- _Record set_
——
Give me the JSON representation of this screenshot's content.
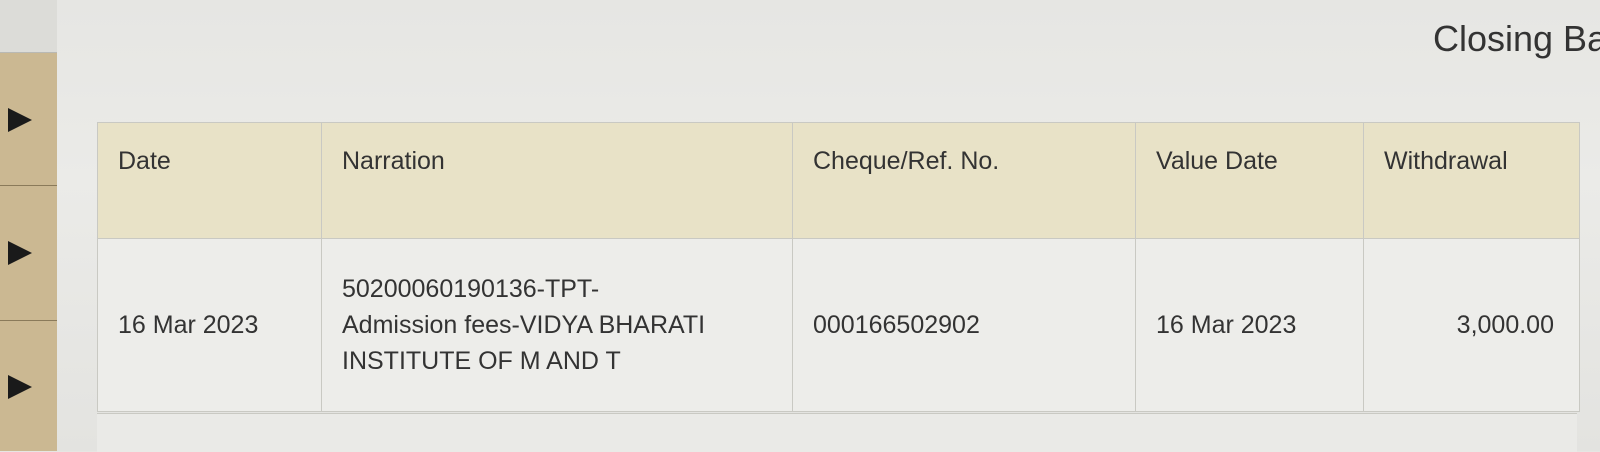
{
  "header": {
    "closing_label": "Closing Ba"
  },
  "table": {
    "columns": [
      "Date",
      "Narration",
      "Cheque/Ref. No.",
      "Value Date",
      "Withdrawal"
    ],
    "rows": [
      {
        "date": "16 Mar 2023",
        "narration_lines": [
          "50200060190136-TPT-",
          "Admission fees-VIDYA BHARATI",
          "INSTITUTE OF M AND T"
        ],
        "ref": "000166502902",
        "value_date": "16 Mar 2023",
        "withdrawal": "3,000.00"
      }
    ]
  },
  "colors": {
    "header_bg": "#e8e2c7",
    "sidebar": "#cbb892"
  }
}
——
- _Problem description_
Copy the entries above faithfully and omit every image.

- _Task result_
Give me the JSON representation of this screenshot's content.
{
  "header": {
    "closing_label": "Closing Ba"
  },
  "table": {
    "columns": [
      "Date",
      "Narration",
      "Cheque/Ref. No.",
      "Value Date",
      "Withdrawal"
    ],
    "rows": [
      {
        "date": "16 Mar 2023",
        "narration_lines": [
          "50200060190136-TPT-",
          "Admission fees-VIDYA BHARATI",
          "INSTITUTE OF M AND T"
        ],
        "ref": "000166502902",
        "value_date": "16 Mar 2023",
        "withdrawal": "3,000.00"
      }
    ]
  },
  "colors": {
    "header_bg": "#e8e2c7",
    "sidebar": "#cbb892"
  }
}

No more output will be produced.